## RECORDS SHOWN
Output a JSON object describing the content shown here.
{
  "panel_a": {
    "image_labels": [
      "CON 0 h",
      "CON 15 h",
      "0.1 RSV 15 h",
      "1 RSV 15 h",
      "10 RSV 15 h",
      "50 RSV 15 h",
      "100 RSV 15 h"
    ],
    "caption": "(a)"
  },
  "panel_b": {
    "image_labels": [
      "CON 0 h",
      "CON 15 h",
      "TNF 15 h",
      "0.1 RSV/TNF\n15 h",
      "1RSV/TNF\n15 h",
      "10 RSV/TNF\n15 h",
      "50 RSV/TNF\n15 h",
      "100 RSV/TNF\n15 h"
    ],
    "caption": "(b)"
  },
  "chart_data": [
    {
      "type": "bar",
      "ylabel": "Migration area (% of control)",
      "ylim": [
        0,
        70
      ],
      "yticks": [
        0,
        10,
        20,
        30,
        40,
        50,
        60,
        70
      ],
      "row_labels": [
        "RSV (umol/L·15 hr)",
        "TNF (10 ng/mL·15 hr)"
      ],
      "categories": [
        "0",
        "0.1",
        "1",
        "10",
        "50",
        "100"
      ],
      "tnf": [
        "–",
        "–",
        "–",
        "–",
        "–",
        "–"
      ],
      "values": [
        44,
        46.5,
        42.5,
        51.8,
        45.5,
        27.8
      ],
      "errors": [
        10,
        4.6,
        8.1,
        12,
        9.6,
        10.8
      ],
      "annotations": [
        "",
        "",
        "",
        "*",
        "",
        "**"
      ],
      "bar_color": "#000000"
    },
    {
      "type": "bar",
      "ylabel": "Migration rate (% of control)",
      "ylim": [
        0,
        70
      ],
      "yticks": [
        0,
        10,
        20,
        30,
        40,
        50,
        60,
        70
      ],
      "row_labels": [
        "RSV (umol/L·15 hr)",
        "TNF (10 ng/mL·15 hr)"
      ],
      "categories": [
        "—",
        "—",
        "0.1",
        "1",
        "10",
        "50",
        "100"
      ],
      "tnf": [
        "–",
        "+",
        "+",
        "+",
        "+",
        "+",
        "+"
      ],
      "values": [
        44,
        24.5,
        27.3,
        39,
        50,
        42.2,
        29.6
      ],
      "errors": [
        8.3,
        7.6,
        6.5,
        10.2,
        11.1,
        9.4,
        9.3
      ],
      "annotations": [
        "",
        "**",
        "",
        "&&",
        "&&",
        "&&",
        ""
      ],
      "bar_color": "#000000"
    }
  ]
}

## EXERCISE OBJECTIVE
Within the listing above, find every line containing the string "ylabel" and return it.

## WRITTEN RESPONSE
      "ylabel": "Migration area (% of control)",
      "ylabel": "Migration rate (% of control)",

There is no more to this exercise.